>> Begin

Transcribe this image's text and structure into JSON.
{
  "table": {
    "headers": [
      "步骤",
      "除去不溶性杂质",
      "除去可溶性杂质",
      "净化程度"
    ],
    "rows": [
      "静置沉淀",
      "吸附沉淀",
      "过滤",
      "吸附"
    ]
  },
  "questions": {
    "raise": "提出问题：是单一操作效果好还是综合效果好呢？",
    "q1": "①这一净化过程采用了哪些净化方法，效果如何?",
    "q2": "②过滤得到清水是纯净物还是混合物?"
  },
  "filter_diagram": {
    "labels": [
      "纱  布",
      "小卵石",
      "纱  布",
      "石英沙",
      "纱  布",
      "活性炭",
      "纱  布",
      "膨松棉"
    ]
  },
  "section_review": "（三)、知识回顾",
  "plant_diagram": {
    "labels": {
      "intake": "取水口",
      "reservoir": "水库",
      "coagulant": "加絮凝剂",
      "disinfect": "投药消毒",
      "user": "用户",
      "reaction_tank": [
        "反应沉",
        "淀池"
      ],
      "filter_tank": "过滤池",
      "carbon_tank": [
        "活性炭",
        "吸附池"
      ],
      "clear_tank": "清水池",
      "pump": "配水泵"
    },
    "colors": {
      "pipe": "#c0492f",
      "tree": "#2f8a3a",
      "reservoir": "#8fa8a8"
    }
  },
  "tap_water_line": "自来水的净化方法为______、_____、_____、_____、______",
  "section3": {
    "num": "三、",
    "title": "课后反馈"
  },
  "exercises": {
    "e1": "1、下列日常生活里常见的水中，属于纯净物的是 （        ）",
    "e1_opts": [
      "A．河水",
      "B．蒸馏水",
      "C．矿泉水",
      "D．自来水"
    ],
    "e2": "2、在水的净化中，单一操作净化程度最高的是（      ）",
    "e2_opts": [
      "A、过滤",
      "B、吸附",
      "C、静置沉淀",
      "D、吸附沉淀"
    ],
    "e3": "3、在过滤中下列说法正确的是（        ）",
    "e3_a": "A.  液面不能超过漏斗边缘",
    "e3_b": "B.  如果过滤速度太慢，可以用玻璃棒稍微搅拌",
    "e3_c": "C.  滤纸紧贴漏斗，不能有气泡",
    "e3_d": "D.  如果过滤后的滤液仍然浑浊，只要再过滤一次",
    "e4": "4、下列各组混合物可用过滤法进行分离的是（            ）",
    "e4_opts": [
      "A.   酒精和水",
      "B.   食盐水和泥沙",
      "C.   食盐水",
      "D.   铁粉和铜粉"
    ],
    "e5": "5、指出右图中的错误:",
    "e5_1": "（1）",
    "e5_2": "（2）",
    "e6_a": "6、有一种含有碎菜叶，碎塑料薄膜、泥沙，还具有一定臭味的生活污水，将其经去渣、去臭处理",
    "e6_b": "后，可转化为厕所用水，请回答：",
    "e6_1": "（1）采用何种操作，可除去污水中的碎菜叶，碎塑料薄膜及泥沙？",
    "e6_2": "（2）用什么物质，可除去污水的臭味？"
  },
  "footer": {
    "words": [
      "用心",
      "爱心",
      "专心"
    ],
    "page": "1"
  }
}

>> End

### Written problem
Repeat all the records. Match each line exactly.

### Answer below
Transcribe this image's text and structure into JSON.
{
  "table": {
    "headers": [
      "步骤",
      "除去不溶性杂质",
      "除去可溶性杂质",
      "净化程度"
    ],
    "rows": [
      "静置沉淀",
      "吸附沉淀",
      "过滤",
      "吸附"
    ]
  },
  "questions": {
    "raise": "提出问题：是单一操作效果好还是综合效果好呢？",
    "q1": "①这一净化过程采用了哪些净化方法，效果如何?",
    "q2": "②过滤得到清水是纯净物还是混合物?"
  },
  "filter_diagram": {
    "labels": [
      "纱  布",
      "小卵石",
      "纱  布",
      "石英沙",
      "纱  布",
      "活性炭",
      "纱  布",
      "膨松棉"
    ]
  },
  "section_review": "（三)、知识回顾",
  "plant_diagram": {
    "labels": {
      "intake": "取水口",
      "reservoir": "水库",
      "coagulant": "加絮凝剂",
      "disinfect": "投药消毒",
      "user": "用户",
      "reaction_tank": [
        "反应沉",
        "淀池"
      ],
      "filter_tank": "过滤池",
      "carbon_tank": [
        "活性炭",
        "吸附池"
      ],
      "clear_tank": "清水池",
      "pump": "配水泵"
    },
    "colors": {
      "pipe": "#c0492f",
      "tree": "#2f8a3a",
      "reservoir": "#8fa8a8"
    }
  },
  "tap_water_line": "自来水的净化方法为______、_____、_____、_____、______",
  "section3": {
    "num": "三、",
    "title": "课后反馈"
  },
  "exercises": {
    "e1": "1、下列日常生活里常见的水中，属于纯净物的是 （        ）",
    "e1_opts": [
      "A．河水",
      "B．蒸馏水",
      "C．矿泉水",
      "D．自来水"
    ],
    "e2": "2、在水的净化中，单一操作净化程度最高的是（      ）",
    "e2_opts": [
      "A、过滤",
      "B、吸附",
      "C、静置沉淀",
      "D、吸附沉淀"
    ],
    "e3": "3、在过滤中下列说法正确的是（        ）",
    "e3_a": "A.  液面不能超过漏斗边缘",
    "e3_b": "B.  如果过滤速度太慢，可以用玻璃棒稍微搅拌",
    "e3_c": "C.  滤纸紧贴漏斗，不能有气泡",
    "e3_d": "D.  如果过滤后的滤液仍然浑浊，只要再过滤一次",
    "e4": "4、下列各组混合物可用过滤法进行分离的是（            ）",
    "e4_opts": [
      "A.   酒精和水",
      "B.   食盐水和泥沙",
      "C.   食盐水",
      "D.   铁粉和铜粉"
    ],
    "e5": "5、指出右图中的错误:",
    "e5_1": "（1）",
    "e5_2": "（2）",
    "e6_a": "6、有一种含有碎菜叶，碎塑料薄膜、泥沙，还具有一定臭味的生活污水，将其经去渣、去臭处理",
    "e6_b": "后，可转化为厕所用水，请回答：",
    "e6_1": "（1）采用何种操作，可除去污水中的碎菜叶，碎塑料薄膜及泥沙？",
    "e6_2": "（2）用什么物质，可除去污水的臭味？"
  },
  "footer": {
    "words": [
      "用心",
      "爱心",
      "专心"
    ],
    "page": "1"
  }
}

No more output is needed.